» Written task: Put every line of the records into a numbered list, leaving out blank lines and the pictures.

══════

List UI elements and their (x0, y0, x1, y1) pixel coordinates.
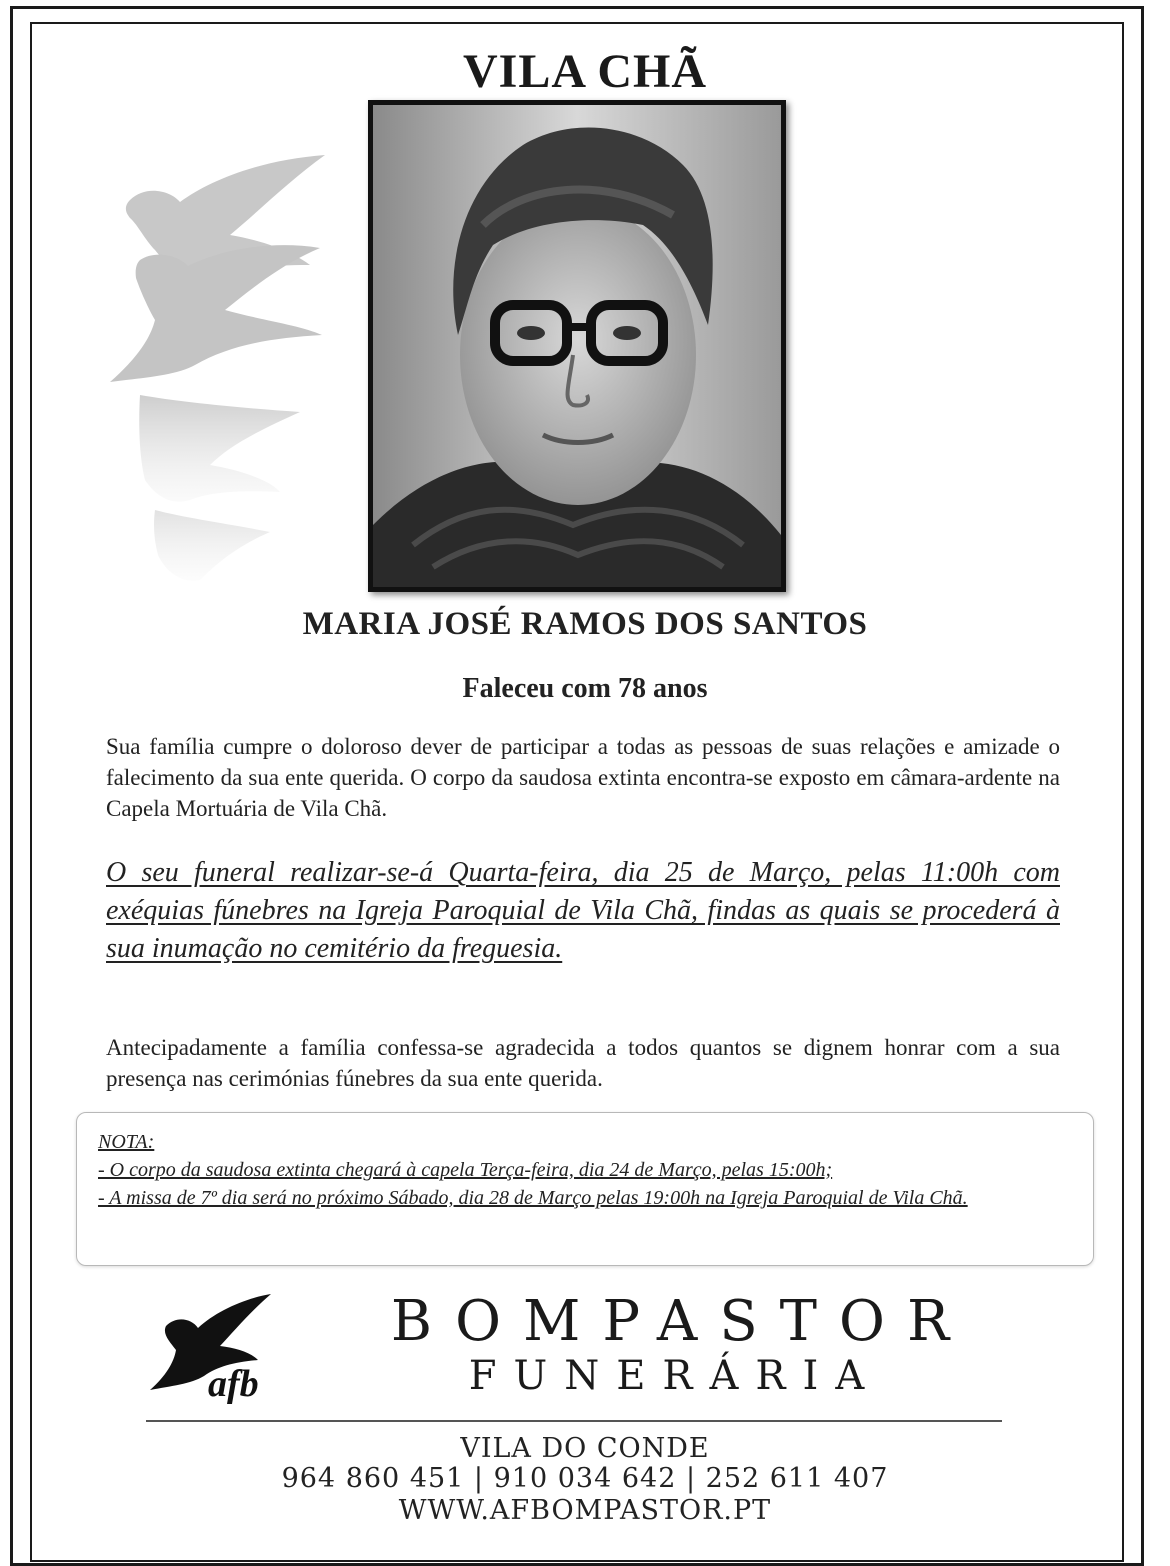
town-title: VILA CHÃ (462, 45, 708, 98)
brand-subtitle: FUNERÁRIA (468, 1353, 882, 1399)
funeral-details: O seu funeral realizar-se-á Quarta-feira, dia 25 de Março, pelas 11:00h com exéquias fúnebres na Igreja Paroquial de Vila Chã, findas as quais se procederá à sua inumação no cemitério da freguesia. (106, 857, 1060, 964)
age-line: Faleceu com 78 anos (462, 673, 708, 704)
dove-icon (100, 140, 340, 600)
nota-title: NOTA: (98, 1131, 155, 1153)
thanks-paragraph: Antecipadamente a família confessa-se agradecida a todos quantos se dignem honrar com a sua presença nas cerimónias fúnebres da sua ente querida. (106, 1035, 1060, 1091)
phone-numbers: 964 860 451 | 910 034 642 | 252 611 407 (281, 1463, 889, 1494)
nota-section (98, 1128, 1072, 1212)
nota-line: - A missa de 7º dia será no próximo Sábado, dia 28 de Março pelas 19:00h na Igreja Paroquial de Vila Chã. (98, 1187, 968, 1209)
logo-text: afb (208, 1363, 259, 1405)
nota-line: - O corpo da saudosa extinta chegará à capela Terça-feira, dia 24 de Março, pelas 15:00h; (98, 1159, 833, 1181)
announcement-paragraph: Sua família cumpre o doloroso dever de participar a todas as pessoas de suas relações e amizade o falecimento da sua ente querida. O corpo da saudosa extinta encontra-se exposto em câmara-ardente na Capela Mortuária de Vila Chã. (106, 734, 1060, 821)
city: VILA DO CONDE (460, 1433, 710, 1464)
brand-name: BOMPASTOR (390, 1289, 972, 1354)
website: WWW.AFBOMPASTOR.PT (398, 1495, 772, 1526)
deceased-name: MARIA JOSÉ RAMOS DOS SANTOS (302, 606, 868, 642)
portrait-photo (368, 100, 786, 592)
divider (146, 1420, 1002, 1422)
dove-logo-icon (146, 1286, 286, 1406)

══════

» Exercise output:
1. List UI elements and their (x0, y0, x1, y1) pixel coordinates.
2. town-title: VILA CHÃ (462, 45, 708, 98)
3. brand-subtitle: FUNERÁRIA (468, 1353, 882, 1399)
4. funeral-details: O seu funeral realizar-se-á Quarta-feira, dia 25 de Março, pelas 11:00h com exéquias fúnebres na Igreja Paroquial de Vila Chã, findas as quais se procederá à sua inumação no cemitério da freguesia. (106, 857, 1060, 964)
5. age-line: Faleceu com 78 anos (462, 673, 708, 704)
6. dove-icon (100, 140, 340, 600)
7. nota-title: NOTA: (98, 1131, 155, 1153)
8. thanks-paragraph: Antecipadamente a família confessa-se agradecida a todos quantos se dignem honrar com a sua presença nas cerimónias fúnebres da sua ente querida. (106, 1035, 1060, 1091)
9. phone-numbers: 964 860 451 | 910 034 642 | 252 611 407 (281, 1463, 889, 1494)
10. nota-section (98, 1128, 1072, 1212)
11. nota-line: - A missa de 7º dia será no próximo Sábado, dia 28 de Março pelas 19:00h na Igreja Paroquial de Vila Chã. (98, 1187, 968, 1209)
12. logo-text: afb (208, 1363, 259, 1405)
13. nota-line: - O corpo da saudosa extinta chegará à capela Terça-feira, dia 24 de Março, pelas 15:00h; (98, 1159, 833, 1181)
14. announcement-paragraph: Sua família cumpre o doloroso dever de participar a todas as pessoas de suas relações e amizade o falecimento da sua ente querida. O corpo da saudosa extinta encontra-se exposto em câmara-ardente na Capela Mortuária de Vila Chã. (106, 734, 1060, 821)
15. city: VILA DO CONDE (460, 1433, 710, 1464)
16. brand-name: BOMPASTOR (390, 1289, 972, 1354)
17. website: WWW.AFBOMPASTOR.PT (398, 1495, 772, 1526)
18. deceased-name: MARIA JOSÉ RAMOS DOS SANTOS (302, 606, 868, 642)
19. portrait-photo (368, 100, 786, 592)
20. divider (146, 1420, 1002, 1422)
21. dove-logo-icon (146, 1286, 286, 1406)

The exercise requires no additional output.